> [YOUR OBJECTIVE] Copy out each line in the material below that has the word "label".

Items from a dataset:
━━━━━━━━━━

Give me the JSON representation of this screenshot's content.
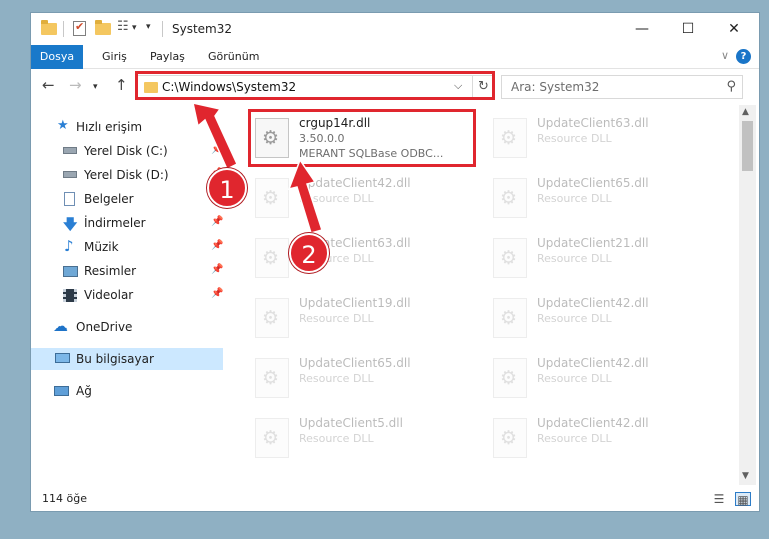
{
  "window": {
    "title": "System32"
  },
  "ribbon": {
    "tabs": [
      "Dosya",
      "Giriş",
      "Paylaş",
      "Görünüm"
    ]
  },
  "address": {
    "path": "C:\\Windows\\System32"
  },
  "search": {
    "placeholder": "Ara: System32"
  },
  "sidebar": {
    "items": [
      {
        "label": "Hızlı erişim",
        "icon": "star-icon"
      },
      {
        "label": "Yerel Disk (C:)",
        "icon": "drive-icon"
      },
      {
        "label": "Yerel Disk (D:)",
        "icon": "drive-icon"
      },
      {
        "label": "Belgeler",
        "icon": "documents-icon"
      },
      {
        "label": "İndirmeler",
        "icon": "download-icon"
      },
      {
        "label": "Müzik",
        "icon": "music-icon"
      },
      {
        "label": "Resimler",
        "icon": "pictures-icon"
      },
      {
        "label": "Videolar",
        "icon": "videos-icon"
      },
      {
        "label": "OneDrive",
        "icon": "cloud-icon"
      },
      {
        "label": "Bu bilgisayar",
        "icon": "computer-icon"
      },
      {
        "label": "Ağ",
        "icon": "network-icon"
      }
    ]
  },
  "files": [
    {
      "name": "crgup14r.dll",
      "version": "3.50.0.0",
      "desc": "MERANT SQLBase ODBC..."
    },
    {
      "name": "UpdateClient63.dll",
      "desc": "Resource DLL"
    },
    {
      "name": "UpdateClient42.dll",
      "desc": "Resource DLL"
    },
    {
      "name": "UpdateClient65.dll",
      "desc": "Resource DLL"
    },
    {
      "name": "UpdateClient63.dll",
      "desc": "Resource DLL"
    },
    {
      "name": "UpdateClient21.dll",
      "desc": "Resource DLL"
    },
    {
      "name": "UpdateClient19.dll",
      "desc": "Resource DLL"
    },
    {
      "name": "UpdateClient42.dll",
      "desc": "Resource DLL"
    },
    {
      "name": "UpdateClient65.dll",
      "desc": "Resource DLL"
    },
    {
      "name": "UpdateClient42.dll",
      "desc": "Resource DLL"
    },
    {
      "name": "UpdateClient5.dll",
      "desc": "Resource DLL"
    },
    {
      "name": "UpdateClient42.dll",
      "desc": "Resource DLL"
    }
  ],
  "status": {
    "count": "114 öğe"
  },
  "callouts": [
    "1",
    "2"
  ],
  "colors": {
    "accent": "#1979ca",
    "annotation": "#e0262e",
    "selection": "#cce8ff"
  }
}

━━━━━━━━━━

> [ANSWER BELOW]
        "label": "Hızlı erişim",
        "label": "Yerel Disk (C:)",
        "label": "Yerel Disk (D:)",
        "label": "Belgeler",
        "label": "İndirmeler",
        "label": "Müzik",
        "label": "Resimler",
        "label": "Videolar",
        "label": "OneDrive",
        "label": "Bu bilgisayar",
        "label": "Ağ",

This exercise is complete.